-------- INPUT RECORDS --------
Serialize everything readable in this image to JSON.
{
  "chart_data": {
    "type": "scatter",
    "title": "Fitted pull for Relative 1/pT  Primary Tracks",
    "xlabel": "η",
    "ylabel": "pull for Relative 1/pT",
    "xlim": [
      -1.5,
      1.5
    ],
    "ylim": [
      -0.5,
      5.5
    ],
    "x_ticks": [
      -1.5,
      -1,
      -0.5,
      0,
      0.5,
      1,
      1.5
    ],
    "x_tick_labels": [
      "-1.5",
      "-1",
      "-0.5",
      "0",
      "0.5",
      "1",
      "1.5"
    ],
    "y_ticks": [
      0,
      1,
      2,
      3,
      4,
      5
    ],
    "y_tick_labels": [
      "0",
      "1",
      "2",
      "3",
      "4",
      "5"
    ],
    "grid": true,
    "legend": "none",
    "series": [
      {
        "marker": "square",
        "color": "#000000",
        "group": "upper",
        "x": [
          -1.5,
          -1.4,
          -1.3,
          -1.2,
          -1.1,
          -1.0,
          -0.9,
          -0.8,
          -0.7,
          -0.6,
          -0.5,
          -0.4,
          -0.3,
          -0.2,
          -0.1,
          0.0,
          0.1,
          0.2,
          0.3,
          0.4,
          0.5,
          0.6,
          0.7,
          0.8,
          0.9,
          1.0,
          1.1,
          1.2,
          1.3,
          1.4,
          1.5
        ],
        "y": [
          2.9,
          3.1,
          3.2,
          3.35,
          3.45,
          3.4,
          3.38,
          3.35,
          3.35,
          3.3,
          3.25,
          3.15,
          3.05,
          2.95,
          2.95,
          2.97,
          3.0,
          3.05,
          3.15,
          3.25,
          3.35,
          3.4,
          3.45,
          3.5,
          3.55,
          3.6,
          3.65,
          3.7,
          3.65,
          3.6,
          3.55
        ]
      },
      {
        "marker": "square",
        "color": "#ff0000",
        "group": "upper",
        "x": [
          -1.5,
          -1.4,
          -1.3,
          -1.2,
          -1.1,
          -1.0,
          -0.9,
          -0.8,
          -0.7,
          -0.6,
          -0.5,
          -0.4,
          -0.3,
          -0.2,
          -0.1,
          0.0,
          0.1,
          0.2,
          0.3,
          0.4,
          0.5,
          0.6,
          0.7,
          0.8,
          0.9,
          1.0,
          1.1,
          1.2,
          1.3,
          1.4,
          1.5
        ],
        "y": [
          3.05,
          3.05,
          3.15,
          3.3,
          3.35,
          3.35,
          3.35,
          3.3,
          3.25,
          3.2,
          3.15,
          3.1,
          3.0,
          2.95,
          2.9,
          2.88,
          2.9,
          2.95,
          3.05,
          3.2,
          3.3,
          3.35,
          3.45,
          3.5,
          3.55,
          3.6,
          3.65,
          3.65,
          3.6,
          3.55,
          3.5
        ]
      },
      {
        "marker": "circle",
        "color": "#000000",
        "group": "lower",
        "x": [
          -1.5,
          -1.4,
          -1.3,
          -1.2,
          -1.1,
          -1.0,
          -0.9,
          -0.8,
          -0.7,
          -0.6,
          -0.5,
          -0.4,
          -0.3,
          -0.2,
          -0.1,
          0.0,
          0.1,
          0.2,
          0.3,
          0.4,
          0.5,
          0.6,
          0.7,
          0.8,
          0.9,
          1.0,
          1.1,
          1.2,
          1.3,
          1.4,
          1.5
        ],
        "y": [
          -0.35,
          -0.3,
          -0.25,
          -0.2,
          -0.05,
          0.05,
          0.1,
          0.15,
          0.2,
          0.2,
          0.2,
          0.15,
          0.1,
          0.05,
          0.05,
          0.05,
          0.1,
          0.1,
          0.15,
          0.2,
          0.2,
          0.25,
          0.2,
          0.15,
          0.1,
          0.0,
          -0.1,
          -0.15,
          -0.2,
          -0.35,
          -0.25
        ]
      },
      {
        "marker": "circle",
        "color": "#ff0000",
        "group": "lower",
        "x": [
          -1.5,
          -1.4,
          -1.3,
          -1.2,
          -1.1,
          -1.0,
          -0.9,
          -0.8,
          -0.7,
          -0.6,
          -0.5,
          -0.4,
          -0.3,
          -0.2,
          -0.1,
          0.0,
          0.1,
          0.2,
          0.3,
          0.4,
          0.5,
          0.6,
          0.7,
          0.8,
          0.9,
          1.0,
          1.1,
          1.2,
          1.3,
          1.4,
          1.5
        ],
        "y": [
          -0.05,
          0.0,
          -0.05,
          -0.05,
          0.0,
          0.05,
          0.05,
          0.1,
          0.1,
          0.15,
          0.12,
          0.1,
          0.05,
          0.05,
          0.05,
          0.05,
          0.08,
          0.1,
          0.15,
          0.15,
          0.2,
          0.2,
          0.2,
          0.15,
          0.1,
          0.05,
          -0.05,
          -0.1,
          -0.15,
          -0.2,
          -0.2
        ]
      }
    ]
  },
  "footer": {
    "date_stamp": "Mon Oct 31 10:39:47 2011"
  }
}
--------
*TO DO*. Each record above should be returned exactly as it appears.

*TASK OUTPUT*.
Serialize everything readable in this image to JSON.
{
  "chart_data": {
    "type": "scatter",
    "title": "Fitted pull for Relative 1/pT  Primary Tracks",
    "xlabel": "η",
    "ylabel": "pull for Relative 1/pT",
    "xlim": [
      -1.5,
      1.5
    ],
    "ylim": [
      -0.5,
      5.5
    ],
    "x_ticks": [
      -1.5,
      -1,
      -0.5,
      0,
      0.5,
      1,
      1.5
    ],
    "x_tick_labels": [
      "-1.5",
      "-1",
      "-0.5",
      "0",
      "0.5",
      "1",
      "1.5"
    ],
    "y_ticks": [
      0,
      1,
      2,
      3,
      4,
      5
    ],
    "y_tick_labels": [
      "0",
      "1",
      "2",
      "3",
      "4",
      "5"
    ],
    "grid": true,
    "legend": "none",
    "series": [
      {
        "marker": "square",
        "color": "#000000",
        "group": "upper",
        "x": [
          -1.5,
          -1.4,
          -1.3,
          -1.2,
          -1.1,
          -1.0,
          -0.9,
          -0.8,
          -0.7,
          -0.6,
          -0.5,
          -0.4,
          -0.3,
          -0.2,
          -0.1,
          0.0,
          0.1,
          0.2,
          0.3,
          0.4,
          0.5,
          0.6,
          0.7,
          0.8,
          0.9,
          1.0,
          1.1,
          1.2,
          1.3,
          1.4,
          1.5
        ],
        "y": [
          2.9,
          3.1,
          3.2,
          3.35,
          3.45,
          3.4,
          3.38,
          3.35,
          3.35,
          3.3,
          3.25,
          3.15,
          3.05,
          2.95,
          2.95,
          2.97,
          3.0,
          3.05,
          3.15,
          3.25,
          3.35,
          3.4,
          3.45,
          3.5,
          3.55,
          3.6,
          3.65,
          3.7,
          3.65,
          3.6,
          3.55
        ]
      },
      {
        "marker": "square",
        "color": "#ff0000",
        "group": "upper",
        "x": [
          -1.5,
          -1.4,
          -1.3,
          -1.2,
          -1.1,
          -1.0,
          -0.9,
          -0.8,
          -0.7,
          -0.6,
          -0.5,
          -0.4,
          -0.3,
          -0.2,
          -0.1,
          0.0,
          0.1,
          0.2,
          0.3,
          0.4,
          0.5,
          0.6,
          0.7,
          0.8,
          0.9,
          1.0,
          1.1,
          1.2,
          1.3,
          1.4,
          1.5
        ],
        "y": [
          3.05,
          3.05,
          3.15,
          3.3,
          3.35,
          3.35,
          3.35,
          3.3,
          3.25,
          3.2,
          3.15,
          3.1,
          3.0,
          2.95,
          2.9,
          2.88,
          2.9,
          2.95,
          3.05,
          3.2,
          3.3,
          3.35,
          3.45,
          3.5,
          3.55,
          3.6,
          3.65,
          3.65,
          3.6,
          3.55,
          3.5
        ]
      },
      {
        "marker": "circle",
        "color": "#000000",
        "group": "lower",
        "x": [
          -1.5,
          -1.4,
          -1.3,
          -1.2,
          -1.1,
          -1.0,
          -0.9,
          -0.8,
          -0.7,
          -0.6,
          -0.5,
          -0.4,
          -0.3,
          -0.2,
          -0.1,
          0.0,
          0.1,
          0.2,
          0.3,
          0.4,
          0.5,
          0.6,
          0.7,
          0.8,
          0.9,
          1.0,
          1.1,
          1.2,
          1.3,
          1.4,
          1.5
        ],
        "y": [
          -0.35,
          -0.3,
          -0.25,
          -0.2,
          -0.05,
          0.05,
          0.1,
          0.15,
          0.2,
          0.2,
          0.2,
          0.15,
          0.1,
          0.05,
          0.05,
          0.05,
          0.1,
          0.1,
          0.15,
          0.2,
          0.2,
          0.25,
          0.2,
          0.15,
          0.1,
          0.0,
          -0.1,
          -0.15,
          -0.2,
          -0.35,
          -0.25
        ]
      },
      {
        "marker": "circle",
        "color": "#ff0000",
        "group": "lower",
        "x": [
          -1.5,
          -1.4,
          -1.3,
          -1.2,
          -1.1,
          -1.0,
          -0.9,
          -0.8,
          -0.7,
          -0.6,
          -0.5,
          -0.4,
          -0.3,
          -0.2,
          -0.1,
          0.0,
          0.1,
          0.2,
          0.3,
          0.4,
          0.5,
          0.6,
          0.7,
          0.8,
          0.9,
          1.0,
          1.1,
          1.2,
          1.3,
          1.4,
          1.5
        ],
        "y": [
          -0.05,
          0.0,
          -0.05,
          -0.05,
          0.0,
          0.05,
          0.05,
          0.1,
          0.1,
          0.15,
          0.12,
          0.1,
          0.05,
          0.05,
          0.05,
          0.05,
          0.08,
          0.1,
          0.15,
          0.15,
          0.2,
          0.2,
          0.2,
          0.15,
          0.1,
          0.05,
          -0.05,
          -0.1,
          -0.15,
          -0.2,
          -0.2
        ]
      }
    ]
  },
  "footer": {
    "date_stamp": "Mon Oct 31 10:39:47 2011"
  }
}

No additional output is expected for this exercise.